— BEGIN Records provided —

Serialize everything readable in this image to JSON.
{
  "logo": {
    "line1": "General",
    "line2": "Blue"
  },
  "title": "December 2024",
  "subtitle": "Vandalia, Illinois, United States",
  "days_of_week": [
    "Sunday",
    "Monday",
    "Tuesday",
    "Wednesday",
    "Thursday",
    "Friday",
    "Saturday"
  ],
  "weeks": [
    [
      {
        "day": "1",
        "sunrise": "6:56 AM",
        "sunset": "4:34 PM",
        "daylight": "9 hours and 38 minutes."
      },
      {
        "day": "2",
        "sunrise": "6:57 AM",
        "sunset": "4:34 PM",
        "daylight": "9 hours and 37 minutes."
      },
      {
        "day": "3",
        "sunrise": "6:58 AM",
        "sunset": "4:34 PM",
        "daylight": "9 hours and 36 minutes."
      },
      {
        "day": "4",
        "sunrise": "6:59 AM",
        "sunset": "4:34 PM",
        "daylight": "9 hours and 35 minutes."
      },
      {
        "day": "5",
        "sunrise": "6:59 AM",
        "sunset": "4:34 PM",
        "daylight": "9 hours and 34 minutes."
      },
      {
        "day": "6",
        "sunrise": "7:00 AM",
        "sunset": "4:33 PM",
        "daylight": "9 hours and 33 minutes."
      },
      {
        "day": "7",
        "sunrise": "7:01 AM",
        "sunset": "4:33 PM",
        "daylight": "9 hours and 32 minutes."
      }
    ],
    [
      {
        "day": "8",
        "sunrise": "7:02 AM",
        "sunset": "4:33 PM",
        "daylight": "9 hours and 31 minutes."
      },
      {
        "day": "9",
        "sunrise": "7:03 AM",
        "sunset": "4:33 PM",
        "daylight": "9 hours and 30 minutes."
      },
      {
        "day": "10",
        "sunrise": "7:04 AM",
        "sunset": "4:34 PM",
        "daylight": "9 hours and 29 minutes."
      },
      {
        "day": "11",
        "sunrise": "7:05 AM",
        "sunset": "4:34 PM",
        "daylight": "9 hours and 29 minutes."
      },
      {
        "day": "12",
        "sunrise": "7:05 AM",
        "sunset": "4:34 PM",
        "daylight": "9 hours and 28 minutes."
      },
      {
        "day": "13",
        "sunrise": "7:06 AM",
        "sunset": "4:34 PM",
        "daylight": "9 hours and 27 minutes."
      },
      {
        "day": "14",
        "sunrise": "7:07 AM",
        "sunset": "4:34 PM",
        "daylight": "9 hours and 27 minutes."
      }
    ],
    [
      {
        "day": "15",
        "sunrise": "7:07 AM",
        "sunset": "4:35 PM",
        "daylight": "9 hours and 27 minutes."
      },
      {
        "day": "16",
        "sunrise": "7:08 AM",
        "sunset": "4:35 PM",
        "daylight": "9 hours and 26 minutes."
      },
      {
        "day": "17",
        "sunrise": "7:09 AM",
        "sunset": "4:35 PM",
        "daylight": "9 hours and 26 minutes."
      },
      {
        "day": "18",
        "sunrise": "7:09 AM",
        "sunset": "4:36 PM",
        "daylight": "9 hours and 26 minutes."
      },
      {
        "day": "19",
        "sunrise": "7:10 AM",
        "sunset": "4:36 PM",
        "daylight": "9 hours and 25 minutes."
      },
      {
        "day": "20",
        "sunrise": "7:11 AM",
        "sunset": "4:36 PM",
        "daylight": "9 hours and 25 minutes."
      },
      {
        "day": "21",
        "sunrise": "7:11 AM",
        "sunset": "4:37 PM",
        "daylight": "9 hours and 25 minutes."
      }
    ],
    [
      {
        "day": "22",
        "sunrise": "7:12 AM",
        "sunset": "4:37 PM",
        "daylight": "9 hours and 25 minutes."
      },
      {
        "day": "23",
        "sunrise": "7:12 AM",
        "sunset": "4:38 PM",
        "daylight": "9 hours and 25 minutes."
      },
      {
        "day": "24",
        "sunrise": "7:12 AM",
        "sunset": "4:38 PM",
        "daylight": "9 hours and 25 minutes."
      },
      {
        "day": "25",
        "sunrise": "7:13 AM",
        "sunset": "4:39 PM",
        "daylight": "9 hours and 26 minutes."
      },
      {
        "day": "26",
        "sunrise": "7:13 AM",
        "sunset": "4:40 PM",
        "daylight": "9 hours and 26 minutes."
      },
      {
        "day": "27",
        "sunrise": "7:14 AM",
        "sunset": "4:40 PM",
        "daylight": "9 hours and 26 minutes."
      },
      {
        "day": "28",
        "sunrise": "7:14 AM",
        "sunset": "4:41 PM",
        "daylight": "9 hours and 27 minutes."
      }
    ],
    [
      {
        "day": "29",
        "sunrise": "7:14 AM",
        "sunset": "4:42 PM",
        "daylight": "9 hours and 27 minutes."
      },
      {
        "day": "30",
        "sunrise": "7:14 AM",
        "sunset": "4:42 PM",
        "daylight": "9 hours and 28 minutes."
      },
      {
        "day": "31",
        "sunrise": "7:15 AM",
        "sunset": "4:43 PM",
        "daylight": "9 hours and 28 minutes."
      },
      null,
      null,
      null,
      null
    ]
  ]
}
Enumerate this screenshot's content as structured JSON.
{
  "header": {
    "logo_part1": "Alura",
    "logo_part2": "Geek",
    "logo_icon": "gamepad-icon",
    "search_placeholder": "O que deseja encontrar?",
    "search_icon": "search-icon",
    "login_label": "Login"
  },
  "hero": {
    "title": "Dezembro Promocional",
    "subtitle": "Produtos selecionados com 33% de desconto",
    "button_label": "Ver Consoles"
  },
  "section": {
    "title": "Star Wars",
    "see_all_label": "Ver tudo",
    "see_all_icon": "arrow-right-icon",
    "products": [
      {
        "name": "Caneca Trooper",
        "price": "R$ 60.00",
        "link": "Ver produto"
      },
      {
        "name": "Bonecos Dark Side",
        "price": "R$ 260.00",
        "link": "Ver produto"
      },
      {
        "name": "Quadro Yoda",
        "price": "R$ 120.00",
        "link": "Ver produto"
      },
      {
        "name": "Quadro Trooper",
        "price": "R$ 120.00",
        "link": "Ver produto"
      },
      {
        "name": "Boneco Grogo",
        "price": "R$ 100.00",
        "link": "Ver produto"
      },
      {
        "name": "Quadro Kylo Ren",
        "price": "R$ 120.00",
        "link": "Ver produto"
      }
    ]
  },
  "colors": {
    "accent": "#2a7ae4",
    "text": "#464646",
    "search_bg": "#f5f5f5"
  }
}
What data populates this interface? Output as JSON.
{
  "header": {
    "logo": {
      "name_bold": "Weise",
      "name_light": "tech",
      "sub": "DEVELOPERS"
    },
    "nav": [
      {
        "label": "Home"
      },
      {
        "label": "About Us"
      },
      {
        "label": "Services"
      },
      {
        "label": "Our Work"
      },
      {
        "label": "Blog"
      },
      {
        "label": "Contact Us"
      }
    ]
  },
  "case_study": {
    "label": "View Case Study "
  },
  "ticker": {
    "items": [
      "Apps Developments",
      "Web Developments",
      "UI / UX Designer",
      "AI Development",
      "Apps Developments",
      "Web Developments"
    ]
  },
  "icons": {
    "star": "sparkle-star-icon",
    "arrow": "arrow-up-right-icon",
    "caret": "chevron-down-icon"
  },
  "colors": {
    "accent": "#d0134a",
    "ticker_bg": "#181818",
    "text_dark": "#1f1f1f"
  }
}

— END Records provided —

> Work to be completed:
Each entry must be reproduced verbatim.

> Task response:
Serialize everything readable in this image to JSON.
{
  "logo": {
    "line1": "General",
    "line2": "Blue"
  },
  "title": "December 2024",
  "subtitle": "Vandalia, Illinois, United States",
  "days_of_week": [
    "Sunday",
    "Monday",
    "Tuesday",
    "Wednesday",
    "Thursday",
    "Friday",
    "Saturday"
  ],
  "weeks": [
    [
      {
        "day": "1",
        "sunrise": "6:56 AM",
        "sunset": "4:34 PM",
        "daylight": "9 hours and 38 minutes."
      },
      {
        "day": "2",
        "sunrise": "6:57 AM",
        "sunset": "4:34 PM",
        "daylight": "9 hours and 37 minutes."
      },
      {
        "day": "3",
        "sunrise": "6:58 AM",
        "sunset": "4:34 PM",
        "daylight": "9 hours and 36 minutes."
      },
      {
        "day": "4",
        "sunrise": "6:59 AM",
        "sunset": "4:34 PM",
        "daylight": "9 hours and 35 minutes."
      },
      {
        "day": "5",
        "sunrise": "6:59 AM",
        "sunset": "4:34 PM",
        "daylight": "9 hours and 34 minutes."
      },
      {
        "day": "6",
        "sunrise": "7:00 AM",
        "sunset": "4:33 PM",
        "daylight": "9 hours and 33 minutes."
      },
      {
        "day": "7",
        "sunrise": "7:01 AM",
        "sunset": "4:33 PM",
        "daylight": "9 hours and 32 minutes."
      }
    ],
    [
      {
        "day": "8",
        "sunrise": "7:02 AM",
        "sunset": "4:33 PM",
        "daylight": "9 hours and 31 minutes."
      },
      {
        "day": "9",
        "sunrise": "7:03 AM",
        "sunset": "4:33 PM",
        "daylight": "9 hours and 30 minutes."
      },
      {
        "day": "10",
        "sunrise": "7:04 AM",
        "sunset": "4:34 PM",
        "daylight": "9 hours and 29 minutes."
      },
      {
        "day": "11",
        "sunrise": "7:05 AM",
        "sunset": "4:34 PM",
        "daylight": "9 hours and 29 minutes."
      },
      {
        "day": "12",
        "sunrise": "7:05 AM",
        "sunset": "4:34 PM",
        "daylight": "9 hours and 28 minutes."
      },
      {
        "day": "13",
        "sunrise": "7:06 AM",
        "sunset": "4:34 PM",
        "daylight": "9 hours and 27 minutes."
      },
      {
        "day": "14",
        "sunrise": "7:07 AM",
        "sunset": "4:34 PM",
        "daylight": "9 hours and 27 minutes."
      }
    ],
    [
      {
        "day": "15",
        "sunrise": "7:07 AM",
        "sunset": "4:35 PM",
        "daylight": "9 hours and 27 minutes."
      },
      {
        "day": "16",
        "sunrise": "7:08 AM",
        "sunset": "4:35 PM",
        "daylight": "9 hours and 26 minutes."
      },
      {
        "day": "17",
        "sunrise": "7:09 AM",
        "sunset": "4:35 PM",
        "daylight": "9 hours and 26 minutes."
      },
      {
        "day": "18",
        "sunrise": "7:09 AM",
        "sunset": "4:36 PM",
        "daylight": "9 hours and 26 minutes."
      },
      {
        "day": "19",
        "sunrise": "7:10 AM",
        "sunset": "4:36 PM",
        "daylight": "9 hours and 25 minutes."
      },
      {
        "day": "20",
        "sunrise": "7:11 AM",
        "sunset": "4:36 PM",
        "daylight": "9 hours and 25 minutes."
      },
      {
        "day": "21",
        "sunrise": "7:11 AM",
        "sunset": "4:37 PM",
        "daylight": "9 hours and 25 minutes."
      }
    ],
    [
      {
        "day": "22",
        "sunrise": "7:12 AM",
        "sunset": "4:37 PM",
        "daylight": "9 hours and 25 minutes."
      },
      {
        "day": "23",
        "sunrise": "7:12 AM",
        "sunset": "4:38 PM",
        "daylight": "9 hours and 25 minutes."
      },
      {
        "day": "24",
        "sunrise": "7:12 AM",
        "sunset": "4:38 PM",
        "daylight": "9 hours and 25 minutes."
      },
      {
        "day": "25",
        "sunrise": "7:13 AM",
        "sunset": "4:39 PM",
        "daylight": "9 hours and 26 minutes."
      },
      {
        "day": "26",
        "sunrise": "7:13 AM",
        "sunset": "4:40 PM",
        "daylight": "9 hours and 26 minutes."
      },
      {
        "day": "27",
        "sunrise": "7:14 AM",
        "sunset": "4:40 PM",
        "daylight": "9 hours and 26 minutes."
      },
      {
        "day": "28",
        "sunrise": "7:14 AM",
        "sunset": "4:41 PM",
        "daylight": "9 hours and 27 minutes."
      }
    ],
    [
      {
        "day": "29",
        "sunrise": "7:14 AM",
        "sunset": "4:42 PM",
        "daylight": "9 hours and 27 minutes."
      },
      {
        "day": "30",
        "sunrise": "7:14 AM",
        "sunset": "4:42 PM",
        "daylight": "9 hours and 28 minutes."
      },
      {
        "day": "31",
        "sunrise": "7:15 AM",
        "sunset": "4:43 PM",
        "daylight": "9 hours and 28 minutes."
      },
      null,
      null,
      null,
      null
    ]
  ]
}
Enumerate this screenshot's content as structured JSON.
{
  "header": {
    "logo_part1": "Alura",
    "logo_part2": "Geek",
    "logo_icon": "gamepad-icon",
    "search_placeholder": "O que deseja encontrar?",
    "search_icon": "search-icon",
    "login_label": "Login"
  },
  "hero": {
    "title": "Dezembro Promocional",
    "subtitle": "Produtos selecionados com 33% de desconto",
    "button_label": "Ver Consoles"
  },
  "section": {
    "title": "Star Wars",
    "see_all_label": "Ver tudo",
    "see_all_icon": "arrow-right-icon",
    "products": [
      {
        "name": "Caneca Trooper",
        "price": "R$ 60.00",
        "link": "Ver produto"
      },
      {
        "name": "Bonecos Dark Side",
        "price": "R$ 260.00",
        "link": "Ver produto"
      },
      {
        "name": "Quadro Yoda",
        "price": "R$ 120.00",
        "link": "Ver produto"
      },
      {
        "name": "Quadro Trooper",
        "price": "R$ 120.00",
        "link": "Ver produto"
      },
      {
        "name": "Boneco Grogo",
        "price": "R$ 100.00",
        "link": "Ver produto"
      },
      {
        "name": "Quadro Kylo Ren",
        "price": "R$ 120.00",
        "link": "Ver produto"
      }
    ]
  },
  "colors": {
    "accent": "#2a7ae4",
    "text": "#464646",
    "search_bg": "#f5f5f5"
  }
}
What data populates this interface? Output as JSON.
{
  "header": {
    "logo": {
      "name_bold": "Weise",
      "name_light": "tech",
      "sub": "DEVELOPERS"
    },
    "nav": [
      {
        "label": "Home"
      },
      {
        "label": "About Us"
      },
      {
        "label": "Services"
      },
      {
        "label": "Our Work"
      },
      {
        "label": "Blog"
      },
      {
        "label": "Contact Us"
      }
    ]
  },
  "case_study": {
    "label": "View Case Study "
  },
  "ticker": {
    "items": [
      "Apps Developments",
      "Web Developments",
      "UI / UX Designer",
      "AI Development",
      "Apps Developments",
      "Web Developments"
    ]
  },
  "icons": {
    "star": "sparkle-star-icon",
    "arrow": "arrow-up-right-icon",
    "caret": "chevron-down-icon"
  },
  "colors": {
    "accent": "#d0134a",
    "ticker_bg": "#181818",
    "text_dark": "#1f1f1f"
  }
}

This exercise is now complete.